_Dataset records_
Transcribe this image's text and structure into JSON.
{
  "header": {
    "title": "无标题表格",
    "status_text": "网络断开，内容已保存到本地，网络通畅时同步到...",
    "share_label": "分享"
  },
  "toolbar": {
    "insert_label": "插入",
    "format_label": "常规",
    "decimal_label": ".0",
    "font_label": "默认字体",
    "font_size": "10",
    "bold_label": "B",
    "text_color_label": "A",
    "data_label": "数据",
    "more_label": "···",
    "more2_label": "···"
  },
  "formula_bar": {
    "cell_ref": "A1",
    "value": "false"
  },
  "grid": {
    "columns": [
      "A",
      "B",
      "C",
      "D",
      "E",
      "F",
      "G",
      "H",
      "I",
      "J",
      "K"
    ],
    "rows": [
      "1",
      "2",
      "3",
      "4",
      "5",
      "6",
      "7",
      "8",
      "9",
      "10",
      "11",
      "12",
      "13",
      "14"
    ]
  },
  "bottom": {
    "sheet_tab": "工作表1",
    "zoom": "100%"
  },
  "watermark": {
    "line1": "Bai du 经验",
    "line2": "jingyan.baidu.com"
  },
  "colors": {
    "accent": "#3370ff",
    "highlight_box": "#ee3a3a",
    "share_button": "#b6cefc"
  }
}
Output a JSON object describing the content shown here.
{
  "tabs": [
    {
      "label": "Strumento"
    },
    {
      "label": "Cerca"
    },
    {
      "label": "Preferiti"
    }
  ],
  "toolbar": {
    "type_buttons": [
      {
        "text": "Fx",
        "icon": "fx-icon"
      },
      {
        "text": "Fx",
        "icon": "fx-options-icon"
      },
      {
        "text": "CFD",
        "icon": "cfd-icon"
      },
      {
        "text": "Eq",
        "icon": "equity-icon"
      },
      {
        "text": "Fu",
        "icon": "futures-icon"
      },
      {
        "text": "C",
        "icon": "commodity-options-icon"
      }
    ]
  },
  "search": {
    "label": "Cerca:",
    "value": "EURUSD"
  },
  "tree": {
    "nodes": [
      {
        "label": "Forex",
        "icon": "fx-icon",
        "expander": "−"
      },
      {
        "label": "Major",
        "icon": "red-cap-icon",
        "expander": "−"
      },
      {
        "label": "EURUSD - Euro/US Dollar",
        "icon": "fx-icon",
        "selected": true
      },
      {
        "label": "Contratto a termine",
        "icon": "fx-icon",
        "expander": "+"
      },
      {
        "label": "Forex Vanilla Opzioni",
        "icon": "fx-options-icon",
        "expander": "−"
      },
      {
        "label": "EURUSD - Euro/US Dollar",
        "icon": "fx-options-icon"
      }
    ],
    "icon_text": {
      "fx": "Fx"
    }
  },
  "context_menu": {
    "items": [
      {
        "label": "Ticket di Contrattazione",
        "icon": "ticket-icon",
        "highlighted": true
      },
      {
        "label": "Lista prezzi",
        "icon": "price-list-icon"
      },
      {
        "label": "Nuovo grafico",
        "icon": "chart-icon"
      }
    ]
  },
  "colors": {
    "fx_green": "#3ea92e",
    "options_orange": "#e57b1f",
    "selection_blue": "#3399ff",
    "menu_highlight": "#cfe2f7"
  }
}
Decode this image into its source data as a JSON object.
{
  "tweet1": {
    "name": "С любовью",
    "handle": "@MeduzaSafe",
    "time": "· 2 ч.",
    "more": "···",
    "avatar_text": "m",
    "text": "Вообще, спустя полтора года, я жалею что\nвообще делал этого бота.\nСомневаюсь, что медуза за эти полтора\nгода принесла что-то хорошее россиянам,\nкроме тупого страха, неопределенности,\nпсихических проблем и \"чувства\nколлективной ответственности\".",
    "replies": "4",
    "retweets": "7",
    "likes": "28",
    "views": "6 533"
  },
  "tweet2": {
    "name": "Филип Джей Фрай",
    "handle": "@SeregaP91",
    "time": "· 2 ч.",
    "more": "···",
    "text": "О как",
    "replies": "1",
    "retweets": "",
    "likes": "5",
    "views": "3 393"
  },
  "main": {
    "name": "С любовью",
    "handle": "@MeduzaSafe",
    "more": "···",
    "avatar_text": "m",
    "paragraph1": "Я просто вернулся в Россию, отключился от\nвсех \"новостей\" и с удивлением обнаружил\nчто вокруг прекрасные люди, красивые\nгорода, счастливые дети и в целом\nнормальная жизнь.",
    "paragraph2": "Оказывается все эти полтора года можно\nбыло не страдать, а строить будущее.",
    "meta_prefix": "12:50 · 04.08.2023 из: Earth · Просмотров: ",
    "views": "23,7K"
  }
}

_WHAT YOU NEED TO DO_
Take the line that contains "Decode this image" and every line after it through the end of the listing above, and repeat them exactly.

_CORRECT OUTPUT_
Decode this image into its source data as a JSON object.
{
  "tweet1": {
    "name": "С любовью",
    "handle": "@MeduzaSafe",
    "time": "· 2 ч.",
    "more": "···",
    "avatar_text": "m",
    "text": "Вообще, спустя полтора года, я жалею что\nвообще делал этого бота.\nСомневаюсь, что медуза за эти полтора\nгода принесла что-то хорошее россиянам,\nкроме тупого страха, неопределенности,\nпсихических проблем и \"чувства\nколлективной ответственности\".",
    "replies": "4",
    "retweets": "7",
    "likes": "28",
    "views": "6 533"
  },
  "tweet2": {
    "name": "Филип Джей Фрай",
    "handle": "@SeregaP91",
    "time": "· 2 ч.",
    "more": "···",
    "text": "О как",
    "replies": "1",
    "retweets": "",
    "likes": "5",
    "views": "3 393"
  },
  "main": {
    "name": "С любовью",
    "handle": "@MeduzaSafe",
    "more": "···",
    "avatar_text": "m",
    "paragraph1": "Я просто вернулся в Россию, отключился от\nвсех \"новостей\" и с удивлением обнаружил\nчто вокруг прекрасные люди, красивые\nгорода, счастливые дети и в целом\nнормальная жизнь.",
    "paragraph2": "Оказывается все эти полтора года можно\nбыло не страдать, а строить будущее.",
    "meta_prefix": "12:50 · 04.08.2023 из: Earth · Просмотров: ",
    "views": "23,7K"
  }
}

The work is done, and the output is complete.